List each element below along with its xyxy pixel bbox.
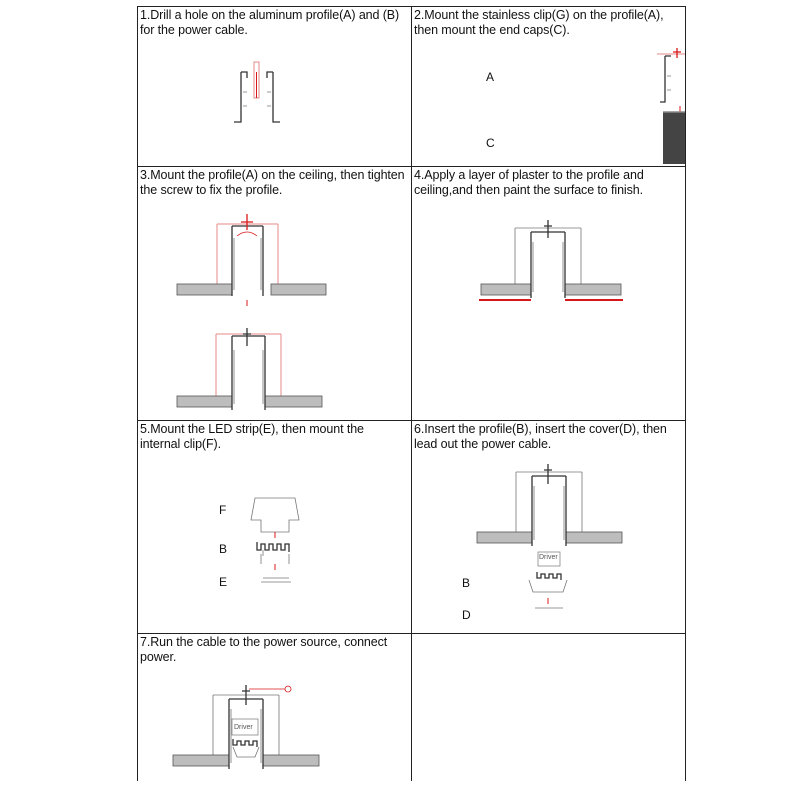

---

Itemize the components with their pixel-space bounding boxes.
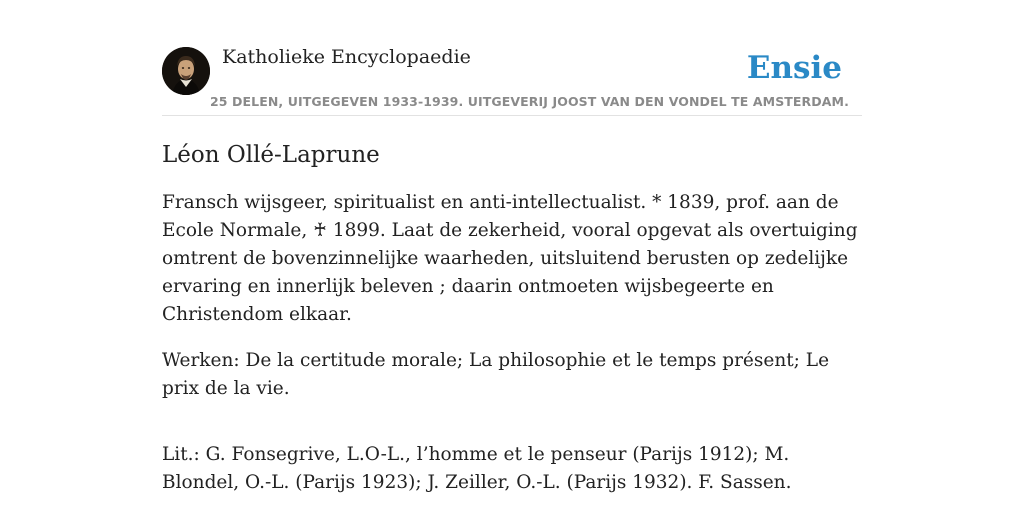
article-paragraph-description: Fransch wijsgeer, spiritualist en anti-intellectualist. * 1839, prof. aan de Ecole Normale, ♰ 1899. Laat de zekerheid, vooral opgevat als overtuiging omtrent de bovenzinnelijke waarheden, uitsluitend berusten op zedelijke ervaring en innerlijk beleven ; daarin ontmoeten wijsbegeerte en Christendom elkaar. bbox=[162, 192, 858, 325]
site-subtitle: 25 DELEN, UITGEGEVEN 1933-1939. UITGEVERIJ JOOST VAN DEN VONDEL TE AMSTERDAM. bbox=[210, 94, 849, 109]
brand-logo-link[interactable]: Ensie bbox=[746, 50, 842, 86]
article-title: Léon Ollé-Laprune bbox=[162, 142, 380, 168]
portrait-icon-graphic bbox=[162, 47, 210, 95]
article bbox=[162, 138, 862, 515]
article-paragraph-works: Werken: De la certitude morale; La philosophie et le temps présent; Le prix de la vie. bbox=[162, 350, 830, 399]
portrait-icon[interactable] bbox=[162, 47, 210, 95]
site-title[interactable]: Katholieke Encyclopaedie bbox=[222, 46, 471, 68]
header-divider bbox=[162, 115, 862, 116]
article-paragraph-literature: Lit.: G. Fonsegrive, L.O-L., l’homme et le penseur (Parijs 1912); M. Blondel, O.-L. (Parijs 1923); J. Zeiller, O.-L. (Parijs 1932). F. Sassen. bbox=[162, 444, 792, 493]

...

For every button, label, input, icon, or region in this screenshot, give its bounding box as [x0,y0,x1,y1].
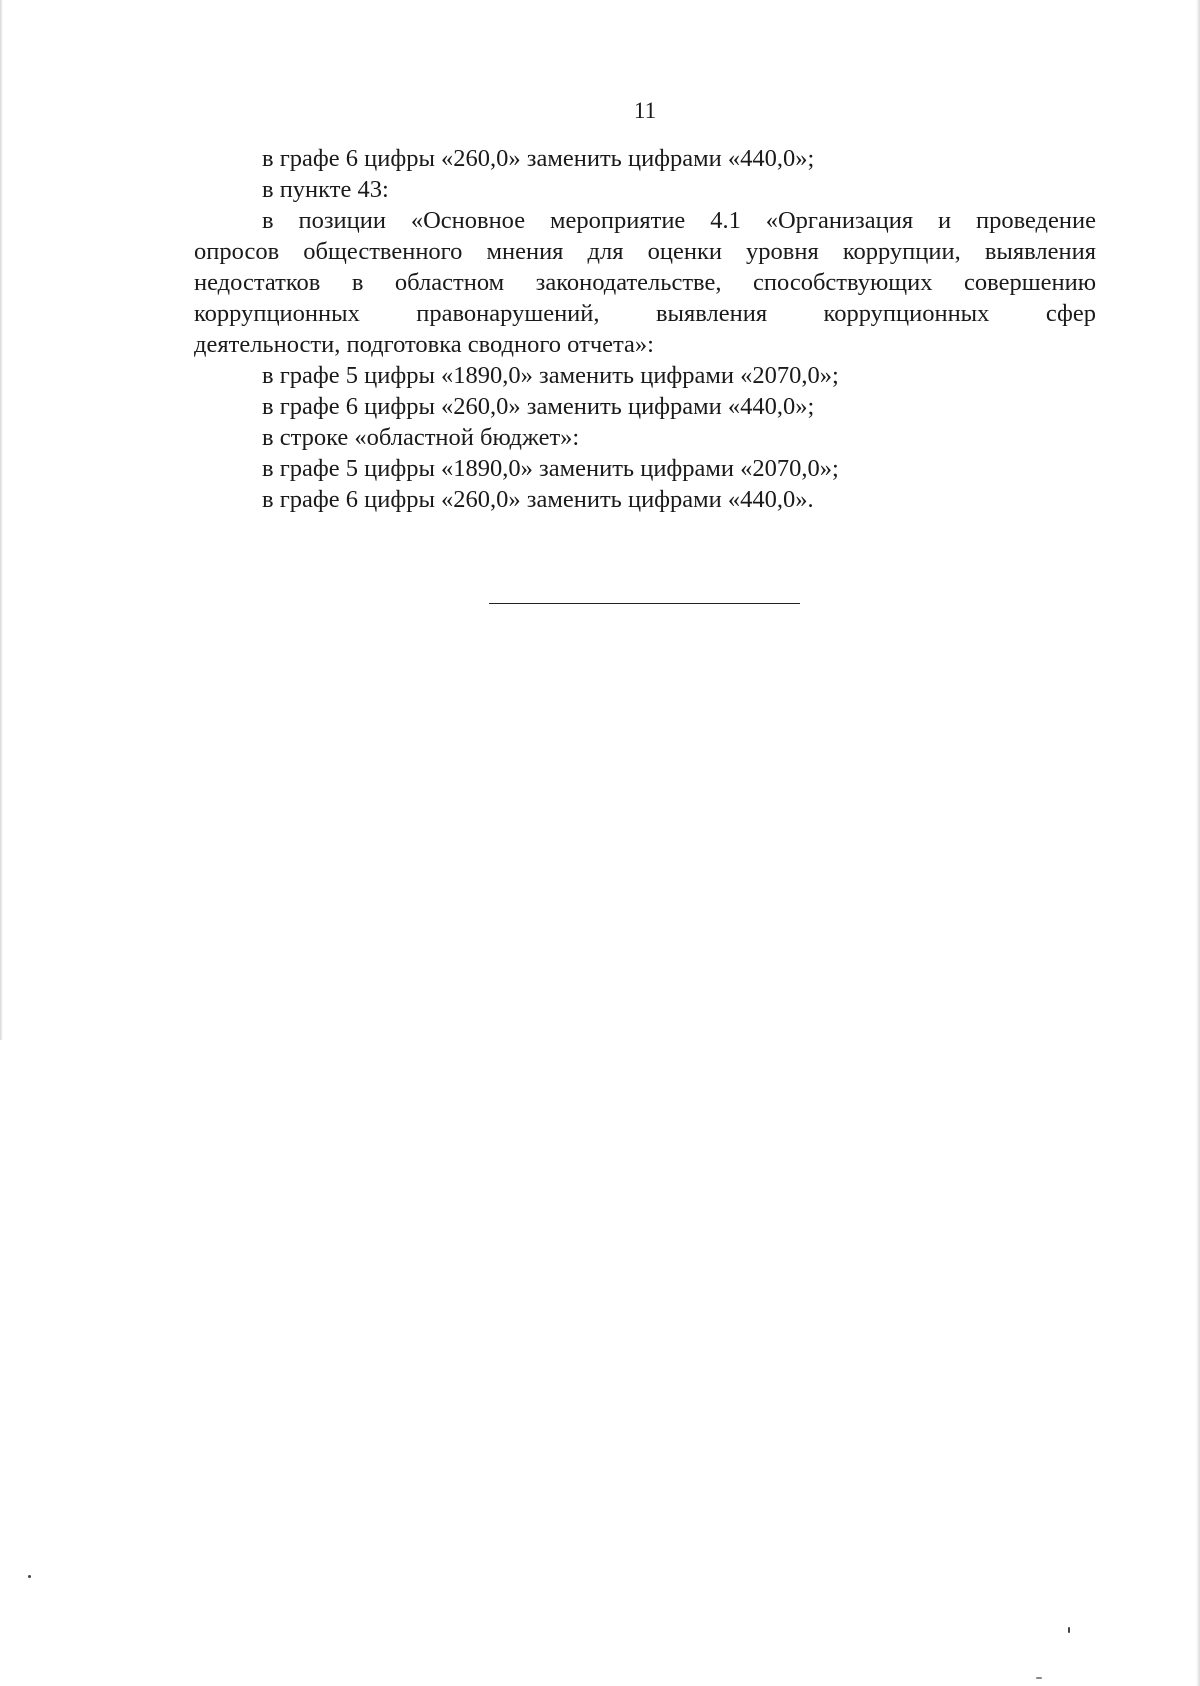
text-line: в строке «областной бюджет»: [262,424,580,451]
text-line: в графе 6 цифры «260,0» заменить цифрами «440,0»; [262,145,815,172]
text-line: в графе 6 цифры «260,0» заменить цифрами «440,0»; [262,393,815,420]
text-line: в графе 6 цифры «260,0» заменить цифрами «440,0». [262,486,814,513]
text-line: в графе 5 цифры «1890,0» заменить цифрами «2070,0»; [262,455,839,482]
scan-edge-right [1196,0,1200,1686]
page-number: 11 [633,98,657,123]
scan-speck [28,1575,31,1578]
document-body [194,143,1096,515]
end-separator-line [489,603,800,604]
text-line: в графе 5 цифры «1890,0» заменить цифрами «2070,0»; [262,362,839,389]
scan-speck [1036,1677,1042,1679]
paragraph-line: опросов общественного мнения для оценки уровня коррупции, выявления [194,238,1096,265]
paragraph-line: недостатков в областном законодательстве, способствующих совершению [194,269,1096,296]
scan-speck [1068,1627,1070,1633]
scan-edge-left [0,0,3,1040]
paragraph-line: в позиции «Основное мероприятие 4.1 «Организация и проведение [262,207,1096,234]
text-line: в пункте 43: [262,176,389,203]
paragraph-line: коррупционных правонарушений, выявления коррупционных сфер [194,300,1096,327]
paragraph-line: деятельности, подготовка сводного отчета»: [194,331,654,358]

# Given exercise
Retype everything from the line containing "Itemize the components" down to the line containing "article-paragraph-literature: Lit.: G.", with both of those lines included and every character unchanged. Leave the pictures out.

# Correct answer
Itemize the components with their pixel-space bounding boxes.
article-paragraph-description: Fransch wijsgeer, spiritualist en anti-intellectualist. * 1839, prof. aan de Ecole Normale, ♰ 1899. Laat de zekerheid, vooral opgevat als overtuiging omtrent de bovenzinnelijke waarheden, uitsluitend berusten op zedelijke ervaring en innerlijk beleven ; daarin ontmoeten wijsbegeerte en Christendom elkaar. bbox=[162, 192, 858, 325]
site-subtitle: 25 DELEN, UITGEGEVEN 1933-1939. UITGEVERIJ JOOST VAN DEN VONDEL TE AMSTERDAM. bbox=[210, 94, 849, 109]
brand-logo-link[interactable]: Ensie bbox=[746, 50, 842, 86]
article-title: Léon Ollé-Laprune bbox=[162, 142, 380, 168]
portrait-icon-graphic bbox=[162, 47, 210, 95]
article bbox=[162, 138, 862, 515]
article-paragraph-works: Werken: De la certitude morale; La philosophie et le temps présent; Le prix de la vie. bbox=[162, 350, 830, 399]
portrait-icon[interactable] bbox=[162, 47, 210, 95]
site-title[interactable]: Katholieke Encyclopaedie bbox=[222, 46, 471, 68]
header-divider bbox=[162, 115, 862, 116]
article-paragraph-literature: Lit.: G. Fonsegrive, L.O-L., l’homme et le penseur (Parijs 1912); M. Blondel, O.-L. (Parijs 1923); J. Zeiller, O.-L. (Parijs 1932). F. Sassen. bbox=[162, 444, 792, 493]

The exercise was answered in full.